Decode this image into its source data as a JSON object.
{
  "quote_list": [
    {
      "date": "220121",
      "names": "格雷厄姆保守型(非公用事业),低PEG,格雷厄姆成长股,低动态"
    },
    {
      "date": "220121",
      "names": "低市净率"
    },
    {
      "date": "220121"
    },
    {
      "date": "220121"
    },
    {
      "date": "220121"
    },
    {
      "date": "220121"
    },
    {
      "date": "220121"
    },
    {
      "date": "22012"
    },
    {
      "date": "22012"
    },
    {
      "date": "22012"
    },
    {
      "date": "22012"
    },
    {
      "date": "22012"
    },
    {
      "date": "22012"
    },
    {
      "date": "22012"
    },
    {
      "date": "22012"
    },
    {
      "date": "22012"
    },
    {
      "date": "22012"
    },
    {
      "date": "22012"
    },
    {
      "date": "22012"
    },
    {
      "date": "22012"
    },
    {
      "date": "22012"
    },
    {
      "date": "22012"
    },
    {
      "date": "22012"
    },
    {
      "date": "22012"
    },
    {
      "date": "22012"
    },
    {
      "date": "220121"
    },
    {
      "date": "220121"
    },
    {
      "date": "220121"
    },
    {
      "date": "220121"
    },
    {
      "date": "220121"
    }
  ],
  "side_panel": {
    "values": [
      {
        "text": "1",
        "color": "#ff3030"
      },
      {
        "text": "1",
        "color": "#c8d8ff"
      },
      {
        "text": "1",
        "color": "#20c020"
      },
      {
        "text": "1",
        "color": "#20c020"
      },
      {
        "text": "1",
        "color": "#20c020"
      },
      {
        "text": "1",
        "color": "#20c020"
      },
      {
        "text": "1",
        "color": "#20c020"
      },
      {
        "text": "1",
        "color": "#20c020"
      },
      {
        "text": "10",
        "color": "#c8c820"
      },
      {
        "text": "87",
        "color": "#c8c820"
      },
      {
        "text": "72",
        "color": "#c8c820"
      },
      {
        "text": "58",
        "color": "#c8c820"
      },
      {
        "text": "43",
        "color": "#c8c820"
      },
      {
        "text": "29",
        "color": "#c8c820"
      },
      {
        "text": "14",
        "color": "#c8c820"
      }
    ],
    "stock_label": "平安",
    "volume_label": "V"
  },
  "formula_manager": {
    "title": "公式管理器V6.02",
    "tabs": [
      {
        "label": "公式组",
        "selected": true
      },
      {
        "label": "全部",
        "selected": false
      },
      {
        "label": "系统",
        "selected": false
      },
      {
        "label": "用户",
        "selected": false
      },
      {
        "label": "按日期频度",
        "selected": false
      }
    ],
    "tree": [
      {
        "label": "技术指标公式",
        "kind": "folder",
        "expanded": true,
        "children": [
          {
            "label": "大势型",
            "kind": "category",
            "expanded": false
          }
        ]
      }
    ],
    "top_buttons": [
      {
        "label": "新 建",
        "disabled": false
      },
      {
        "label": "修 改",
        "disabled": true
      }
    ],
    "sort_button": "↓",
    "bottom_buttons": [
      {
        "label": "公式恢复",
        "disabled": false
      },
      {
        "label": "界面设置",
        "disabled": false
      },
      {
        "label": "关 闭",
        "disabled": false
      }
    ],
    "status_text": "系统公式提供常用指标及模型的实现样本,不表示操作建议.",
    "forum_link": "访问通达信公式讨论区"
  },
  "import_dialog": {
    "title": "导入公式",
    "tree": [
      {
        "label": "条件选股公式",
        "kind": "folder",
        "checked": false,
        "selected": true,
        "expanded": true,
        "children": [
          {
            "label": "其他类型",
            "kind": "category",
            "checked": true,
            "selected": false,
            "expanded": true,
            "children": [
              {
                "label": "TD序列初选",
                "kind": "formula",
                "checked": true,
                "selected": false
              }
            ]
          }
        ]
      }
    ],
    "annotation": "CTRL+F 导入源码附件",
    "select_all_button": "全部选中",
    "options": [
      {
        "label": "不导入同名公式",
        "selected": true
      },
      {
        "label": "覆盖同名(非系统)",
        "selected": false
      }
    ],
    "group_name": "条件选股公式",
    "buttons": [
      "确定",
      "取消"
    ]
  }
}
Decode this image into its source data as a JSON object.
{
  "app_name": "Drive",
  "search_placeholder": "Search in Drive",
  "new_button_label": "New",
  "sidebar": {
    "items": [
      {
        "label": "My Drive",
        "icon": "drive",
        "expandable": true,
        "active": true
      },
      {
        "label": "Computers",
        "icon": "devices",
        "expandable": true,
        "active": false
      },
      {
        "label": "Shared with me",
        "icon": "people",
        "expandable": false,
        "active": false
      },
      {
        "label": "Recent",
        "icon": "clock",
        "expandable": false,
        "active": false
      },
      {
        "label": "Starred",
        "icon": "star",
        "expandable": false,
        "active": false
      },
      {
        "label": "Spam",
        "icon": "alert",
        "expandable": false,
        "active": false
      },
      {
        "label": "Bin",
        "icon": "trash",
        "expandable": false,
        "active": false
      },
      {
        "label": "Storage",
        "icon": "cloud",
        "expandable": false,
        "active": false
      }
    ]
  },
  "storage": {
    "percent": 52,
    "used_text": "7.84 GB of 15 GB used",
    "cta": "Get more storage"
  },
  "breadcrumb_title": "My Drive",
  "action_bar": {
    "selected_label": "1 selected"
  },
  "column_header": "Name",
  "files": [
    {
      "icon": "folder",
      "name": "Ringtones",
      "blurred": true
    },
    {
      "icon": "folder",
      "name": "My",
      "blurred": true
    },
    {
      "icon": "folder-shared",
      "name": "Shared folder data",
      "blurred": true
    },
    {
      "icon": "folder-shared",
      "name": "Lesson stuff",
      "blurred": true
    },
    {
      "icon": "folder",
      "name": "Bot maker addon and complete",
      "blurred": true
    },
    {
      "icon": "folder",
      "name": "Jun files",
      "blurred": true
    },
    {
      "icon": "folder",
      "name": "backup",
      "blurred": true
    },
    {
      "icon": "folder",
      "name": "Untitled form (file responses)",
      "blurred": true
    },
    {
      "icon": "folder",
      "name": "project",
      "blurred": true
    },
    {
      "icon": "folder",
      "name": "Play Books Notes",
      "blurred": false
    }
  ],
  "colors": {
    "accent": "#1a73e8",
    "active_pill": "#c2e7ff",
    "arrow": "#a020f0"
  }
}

_The problem_: Repeat the records above exactly.

_Written answer_:
Decode this image into its source data as a JSON object.
{
  "quote_list": [
    {
      "date": "220121",
      "names": "格雷厄姆保守型(非公用事业),低PEG,格雷厄姆成长股,低动态"
    },
    {
      "date": "220121",
      "names": "低市净率"
    },
    {
      "date": "220121"
    },
    {
      "date": "220121"
    },
    {
      "date": "220121"
    },
    {
      "date": "220121"
    },
    {
      "date": "220121"
    },
    {
      "date": "22012"
    },
    {
      "date": "22012"
    },
    {
      "date": "22012"
    },
    {
      "date": "22012"
    },
    {
      "date": "22012"
    },
    {
      "date": "22012"
    },
    {
      "date": "22012"
    },
    {
      "date": "22012"
    },
    {
      "date": "22012"
    },
    {
      "date": "22012"
    },
    {
      "date": "22012"
    },
    {
      "date": "22012"
    },
    {
      "date": "22012"
    },
    {
      "date": "22012"
    },
    {
      "date": "22012"
    },
    {
      "date": "22012"
    },
    {
      "date": "22012"
    },
    {
      "date": "22012"
    },
    {
      "date": "220121"
    },
    {
      "date": "220121"
    },
    {
      "date": "220121"
    },
    {
      "date": "220121"
    },
    {
      "date": "220121"
    }
  ],
  "side_panel": {
    "values": [
      {
        "text": "1",
        "color": "#ff3030"
      },
      {
        "text": "1",
        "color": "#c8d8ff"
      },
      {
        "text": "1",
        "color": "#20c020"
      },
      {
        "text": "1",
        "color": "#20c020"
      },
      {
        "text": "1",
        "color": "#20c020"
      },
      {
        "text": "1",
        "color": "#20c020"
      },
      {
        "text": "1",
        "color": "#20c020"
      },
      {
        "text": "1",
        "color": "#20c020"
      },
      {
        "text": "10",
        "color": "#c8c820"
      },
      {
        "text": "87",
        "color": "#c8c820"
      },
      {
        "text": "72",
        "color": "#c8c820"
      },
      {
        "text": "58",
        "color": "#c8c820"
      },
      {
        "text": "43",
        "color": "#c8c820"
      },
      {
        "text": "29",
        "color": "#c8c820"
      },
      {
        "text": "14",
        "color": "#c8c820"
      }
    ],
    "stock_label": "平安",
    "volume_label": "V"
  },
  "formula_manager": {
    "title": "公式管理器V6.02",
    "tabs": [
      {
        "label": "公式组",
        "selected": true
      },
      {
        "label": "全部",
        "selected": false
      },
      {
        "label": "系统",
        "selected": false
      },
      {
        "label": "用户",
        "selected": false
      },
      {
        "label": "按日期频度",
        "selected": false
      }
    ],
    "tree": [
      {
        "label": "技术指标公式",
        "kind": "folder",
        "expanded": true,
        "children": [
          {
            "label": "大势型",
            "kind": "category",
            "expanded": false
          }
        ]
      }
    ],
    "top_buttons": [
      {
        "label": "新 建",
        "disabled": false
      },
      {
        "label": "修 改",
        "disabled": true
      }
    ],
    "sort_button": "↓",
    "bottom_buttons": [
      {
        "label": "公式恢复",
        "disabled": false
      },
      {
        "label": "界面设置",
        "disabled": false
      },
      {
        "label": "关 闭",
        "disabled": false
      }
    ],
    "status_text": "系统公式提供常用指标及模型的实现样本,不表示操作建议.",
    "forum_link": "访问通达信公式讨论区"
  },
  "import_dialog": {
    "title": "导入公式",
    "tree": [
      {
        "label": "条件选股公式",
        "kind": "folder",
        "checked": false,
        "selected": true,
        "expanded": true,
        "children": [
          {
            "label": "其他类型",
            "kind": "category",
            "checked": true,
            "selected": false,
            "expanded": true,
            "children": [
              {
                "label": "TD序列初选",
                "kind": "formula",
                "checked": true,
                "selected": false
              }
            ]
          }
        ]
      }
    ],
    "annotation": "CTRL+F 导入源码附件",
    "select_all_button": "全部选中",
    "options": [
      {
        "label": "不导入同名公式",
        "selected": true
      },
      {
        "label": "覆盖同名(非系统)",
        "selected": false
      }
    ],
    "group_name": "条件选股公式",
    "buttons": [
      "确定",
      "取消"
    ]
  }
}
Decode this image into its source data as a JSON object.
{
  "app_name": "Drive",
  "search_placeholder": "Search in Drive",
  "new_button_label": "New",
  "sidebar": {
    "items": [
      {
        "label": "My Drive",
        "icon": "drive",
        "expandable": true,
        "active": true
      },
      {
        "label": "Computers",
        "icon": "devices",
        "expandable": true,
        "active": false
      },
      {
        "label": "Shared with me",
        "icon": "people",
        "expandable": false,
        "active": false
      },
      {
        "label": "Recent",
        "icon": "clock",
        "expandable": false,
        "active": false
      },
      {
        "label": "Starred",
        "icon": "star",
        "expandable": false,
        "active": false
      },
      {
        "label": "Spam",
        "icon": "alert",
        "expandable": false,
        "active": false
      },
      {
        "label": "Bin",
        "icon": "trash",
        "expandable": false,
        "active": false
      },
      {
        "label": "Storage",
        "icon": "cloud",
        "expandable": false,
        "active": false
      }
    ]
  },
  "storage": {
    "percent": 52,
    "used_text": "7.84 GB of 15 GB used",
    "cta": "Get more storage"
  },
  "breadcrumb_title": "My Drive",
  "action_bar": {
    "selected_label": "1 selected"
  },
  "column_header": "Name",
  "files": [
    {
      "icon": "folder",
      "name": "Ringtones",
      "blurred": true
    },
    {
      "icon": "folder",
      "name": "My",
      "blurred": true
    },
    {
      "icon": "folder-shared",
      "name": "Shared folder data",
      "blurred": true
    },
    {
      "icon": "folder-shared",
      "name": "Lesson stuff",
      "blurred": true
    },
    {
      "icon": "folder",
      "name": "Bot maker addon and complete",
      "blurred": true
    },
    {
      "icon": "folder",
      "name": "Jun files",
      "blurred": true
    },
    {
      "icon": "folder",
      "name": "backup",
      "blurred": true
    },
    {
      "icon": "folder",
      "name": "Untitled form (file responses)",
      "blurred": true
    },
    {
      "icon": "folder",
      "name": "project",
      "blurred": true
    },
    {
      "icon": "folder",
      "name": "Play Books Notes",
      "blurred": false
    }
  ],
  "colors": {
    "accent": "#1a73e8",
    "active_pill": "#c2e7ff",
    "arrow": "#a020f0"
  }
}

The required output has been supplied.